### Task prompt
Sift the listing for lines that hold the string "nEncoder" and pull them out.

### Rows
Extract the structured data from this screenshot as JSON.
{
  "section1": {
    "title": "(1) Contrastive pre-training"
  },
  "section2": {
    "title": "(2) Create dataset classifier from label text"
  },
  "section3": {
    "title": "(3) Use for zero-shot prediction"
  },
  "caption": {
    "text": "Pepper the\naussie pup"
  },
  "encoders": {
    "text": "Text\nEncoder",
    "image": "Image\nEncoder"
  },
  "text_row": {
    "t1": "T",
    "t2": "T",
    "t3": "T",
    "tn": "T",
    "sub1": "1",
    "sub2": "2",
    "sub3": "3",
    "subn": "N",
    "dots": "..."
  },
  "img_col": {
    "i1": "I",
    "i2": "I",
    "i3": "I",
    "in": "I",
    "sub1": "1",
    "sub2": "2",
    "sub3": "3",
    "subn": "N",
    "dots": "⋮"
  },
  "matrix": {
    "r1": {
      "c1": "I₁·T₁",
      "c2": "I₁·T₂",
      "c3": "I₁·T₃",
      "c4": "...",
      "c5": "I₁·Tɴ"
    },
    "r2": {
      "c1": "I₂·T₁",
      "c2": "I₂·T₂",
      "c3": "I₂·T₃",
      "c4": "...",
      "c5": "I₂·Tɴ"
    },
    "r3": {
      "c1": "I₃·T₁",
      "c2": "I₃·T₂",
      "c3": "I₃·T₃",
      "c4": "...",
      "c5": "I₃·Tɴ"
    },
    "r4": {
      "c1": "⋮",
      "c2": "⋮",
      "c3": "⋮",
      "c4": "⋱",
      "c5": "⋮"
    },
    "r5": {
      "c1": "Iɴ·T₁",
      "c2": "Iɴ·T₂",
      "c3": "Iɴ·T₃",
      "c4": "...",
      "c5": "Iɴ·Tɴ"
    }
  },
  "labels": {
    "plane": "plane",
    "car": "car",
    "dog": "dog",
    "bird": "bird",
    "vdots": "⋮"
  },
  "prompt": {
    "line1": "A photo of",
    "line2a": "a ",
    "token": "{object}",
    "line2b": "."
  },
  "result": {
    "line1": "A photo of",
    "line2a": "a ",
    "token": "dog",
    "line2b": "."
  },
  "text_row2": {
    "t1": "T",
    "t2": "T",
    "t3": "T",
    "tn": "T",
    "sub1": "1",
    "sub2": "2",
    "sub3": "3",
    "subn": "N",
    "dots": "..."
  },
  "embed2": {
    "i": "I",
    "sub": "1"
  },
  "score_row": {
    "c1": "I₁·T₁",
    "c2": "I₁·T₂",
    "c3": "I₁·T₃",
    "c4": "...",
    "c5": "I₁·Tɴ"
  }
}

### Output for this task
    "text": "Text\nEncoder",
    "image": "Image\nEncoder"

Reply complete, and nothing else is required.